• **DESCRIPTION OF THE TASK**: Identify all lines of the data containing the string "this" and copy them.

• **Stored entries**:
----

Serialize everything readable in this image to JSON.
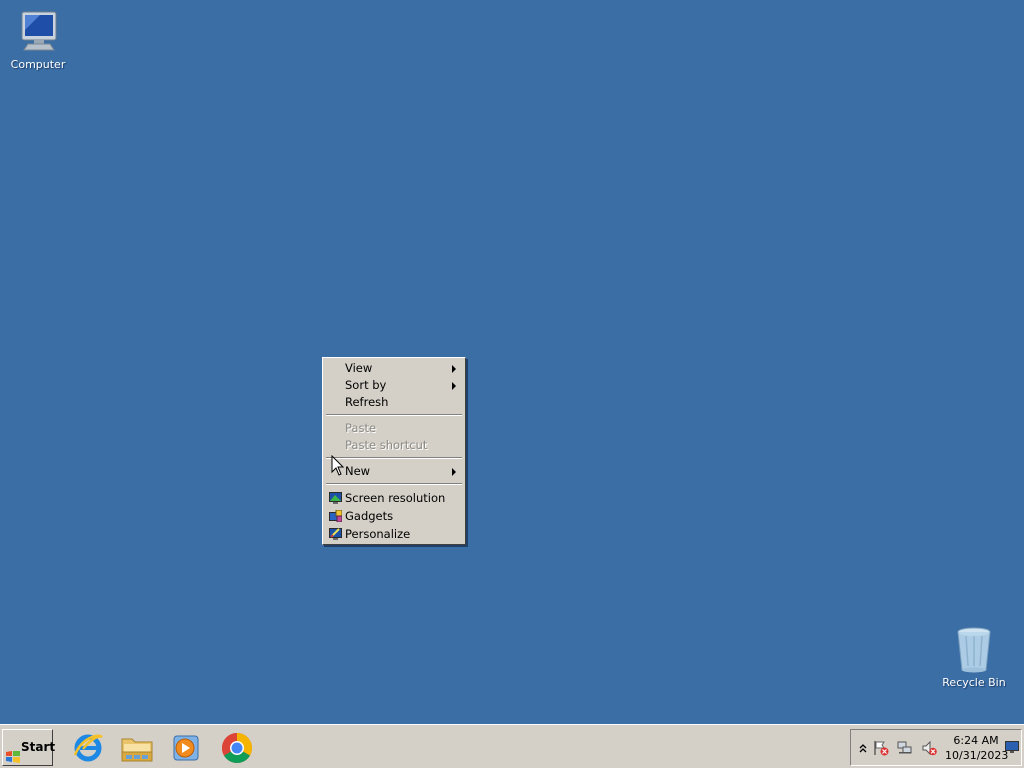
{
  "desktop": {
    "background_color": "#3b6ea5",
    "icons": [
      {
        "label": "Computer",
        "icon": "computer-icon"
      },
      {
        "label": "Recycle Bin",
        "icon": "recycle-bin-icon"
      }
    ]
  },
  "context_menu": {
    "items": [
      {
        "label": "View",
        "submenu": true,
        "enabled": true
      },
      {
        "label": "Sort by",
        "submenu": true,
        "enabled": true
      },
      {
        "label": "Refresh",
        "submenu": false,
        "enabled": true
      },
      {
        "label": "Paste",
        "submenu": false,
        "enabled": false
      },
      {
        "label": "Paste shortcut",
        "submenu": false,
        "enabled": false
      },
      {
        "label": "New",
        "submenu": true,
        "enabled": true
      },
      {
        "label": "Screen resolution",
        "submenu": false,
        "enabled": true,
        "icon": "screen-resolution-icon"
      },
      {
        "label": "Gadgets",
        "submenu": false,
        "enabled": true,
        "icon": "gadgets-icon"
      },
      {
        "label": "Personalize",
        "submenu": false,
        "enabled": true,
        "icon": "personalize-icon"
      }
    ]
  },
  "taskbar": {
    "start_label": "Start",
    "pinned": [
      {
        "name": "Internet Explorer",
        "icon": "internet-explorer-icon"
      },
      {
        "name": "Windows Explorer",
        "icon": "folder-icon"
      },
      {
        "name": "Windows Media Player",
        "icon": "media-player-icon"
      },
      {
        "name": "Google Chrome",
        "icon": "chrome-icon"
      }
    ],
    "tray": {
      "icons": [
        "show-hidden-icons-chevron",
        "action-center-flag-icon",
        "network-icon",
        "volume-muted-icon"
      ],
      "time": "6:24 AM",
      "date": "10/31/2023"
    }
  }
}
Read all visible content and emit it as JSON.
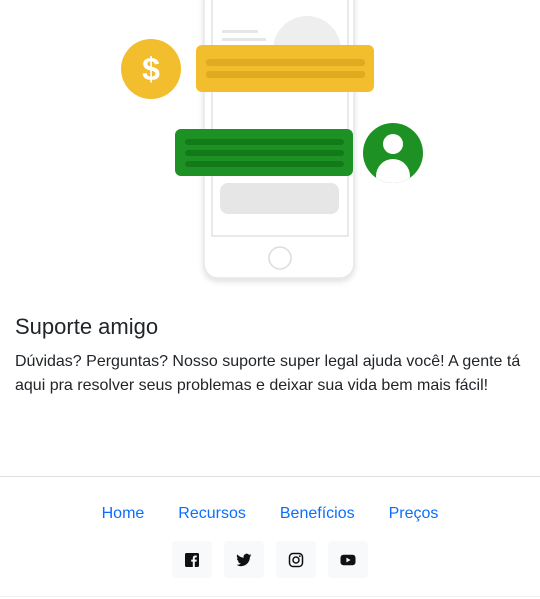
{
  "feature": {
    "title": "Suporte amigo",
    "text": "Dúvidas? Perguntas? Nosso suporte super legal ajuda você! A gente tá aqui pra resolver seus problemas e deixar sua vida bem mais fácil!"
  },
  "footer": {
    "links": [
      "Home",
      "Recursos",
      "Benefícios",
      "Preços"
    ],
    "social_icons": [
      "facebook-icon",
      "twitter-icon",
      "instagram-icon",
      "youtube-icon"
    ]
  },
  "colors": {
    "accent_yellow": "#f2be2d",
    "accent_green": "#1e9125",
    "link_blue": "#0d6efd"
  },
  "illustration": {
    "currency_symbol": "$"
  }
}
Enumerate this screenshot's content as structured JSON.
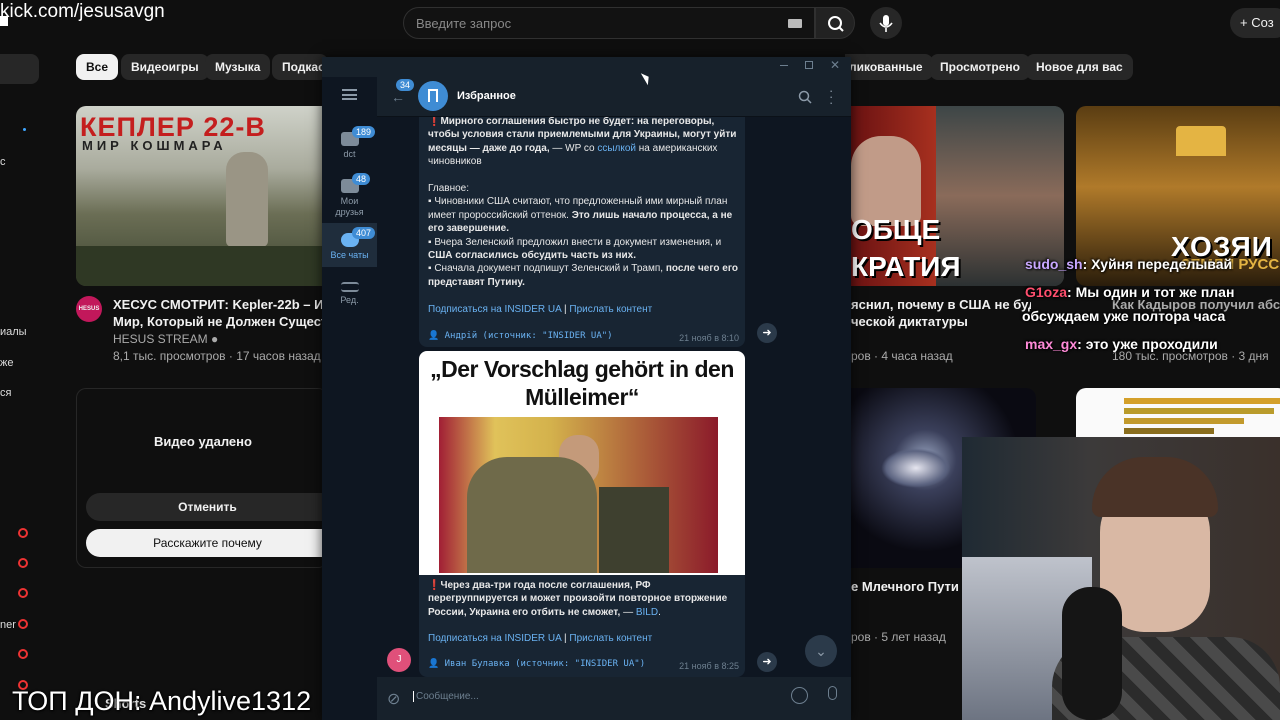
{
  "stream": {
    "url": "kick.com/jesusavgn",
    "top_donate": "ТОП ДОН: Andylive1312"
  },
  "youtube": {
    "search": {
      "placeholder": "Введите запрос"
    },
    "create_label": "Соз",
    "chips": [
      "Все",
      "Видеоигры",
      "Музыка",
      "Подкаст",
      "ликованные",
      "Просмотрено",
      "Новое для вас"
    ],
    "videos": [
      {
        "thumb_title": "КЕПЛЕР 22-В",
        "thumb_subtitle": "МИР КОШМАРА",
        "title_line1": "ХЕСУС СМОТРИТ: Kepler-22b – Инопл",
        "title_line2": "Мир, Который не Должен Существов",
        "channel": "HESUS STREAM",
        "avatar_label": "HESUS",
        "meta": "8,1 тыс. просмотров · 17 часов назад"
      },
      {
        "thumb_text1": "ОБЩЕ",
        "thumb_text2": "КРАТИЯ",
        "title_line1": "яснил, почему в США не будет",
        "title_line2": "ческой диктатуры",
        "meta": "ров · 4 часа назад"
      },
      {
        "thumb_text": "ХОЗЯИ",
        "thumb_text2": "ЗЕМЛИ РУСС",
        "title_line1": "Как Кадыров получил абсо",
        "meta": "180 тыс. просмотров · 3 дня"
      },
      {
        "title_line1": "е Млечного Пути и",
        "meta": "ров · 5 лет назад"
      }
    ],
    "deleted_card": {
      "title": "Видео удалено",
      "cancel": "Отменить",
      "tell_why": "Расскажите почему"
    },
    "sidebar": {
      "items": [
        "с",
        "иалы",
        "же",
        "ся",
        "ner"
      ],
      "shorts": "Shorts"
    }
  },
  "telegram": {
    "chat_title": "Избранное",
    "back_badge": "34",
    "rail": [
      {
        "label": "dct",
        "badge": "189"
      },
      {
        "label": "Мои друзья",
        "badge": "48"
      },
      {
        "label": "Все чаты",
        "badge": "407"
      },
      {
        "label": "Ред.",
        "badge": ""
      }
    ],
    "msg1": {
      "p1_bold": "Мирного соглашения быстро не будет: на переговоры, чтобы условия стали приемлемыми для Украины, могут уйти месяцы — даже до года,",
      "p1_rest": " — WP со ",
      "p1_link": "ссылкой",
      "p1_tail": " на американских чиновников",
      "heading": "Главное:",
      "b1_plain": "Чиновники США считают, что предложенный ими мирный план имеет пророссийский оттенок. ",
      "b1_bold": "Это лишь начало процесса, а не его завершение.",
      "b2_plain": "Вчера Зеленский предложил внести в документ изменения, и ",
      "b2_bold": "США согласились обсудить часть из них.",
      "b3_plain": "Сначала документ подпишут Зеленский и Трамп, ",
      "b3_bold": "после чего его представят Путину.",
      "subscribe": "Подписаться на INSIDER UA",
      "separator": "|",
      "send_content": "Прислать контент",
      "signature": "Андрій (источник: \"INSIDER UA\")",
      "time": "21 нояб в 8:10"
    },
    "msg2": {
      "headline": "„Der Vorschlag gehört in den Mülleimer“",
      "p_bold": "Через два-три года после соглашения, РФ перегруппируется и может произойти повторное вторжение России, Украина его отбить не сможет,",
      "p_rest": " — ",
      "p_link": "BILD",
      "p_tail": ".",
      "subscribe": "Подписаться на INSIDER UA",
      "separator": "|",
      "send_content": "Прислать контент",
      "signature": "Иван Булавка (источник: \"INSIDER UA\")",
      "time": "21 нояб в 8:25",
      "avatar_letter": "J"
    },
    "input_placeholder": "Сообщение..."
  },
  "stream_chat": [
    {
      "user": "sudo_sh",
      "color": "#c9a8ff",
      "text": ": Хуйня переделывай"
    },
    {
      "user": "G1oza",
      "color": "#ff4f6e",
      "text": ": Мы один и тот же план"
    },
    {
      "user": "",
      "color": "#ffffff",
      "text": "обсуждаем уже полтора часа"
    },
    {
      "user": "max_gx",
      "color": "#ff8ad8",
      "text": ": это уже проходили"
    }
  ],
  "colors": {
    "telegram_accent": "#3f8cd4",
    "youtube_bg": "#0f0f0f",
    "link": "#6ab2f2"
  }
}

----

• **SOLUTION BELOW**:
Serialize everything readable in this image to JSON.
Enumerate this screenshot's content as structured JSON.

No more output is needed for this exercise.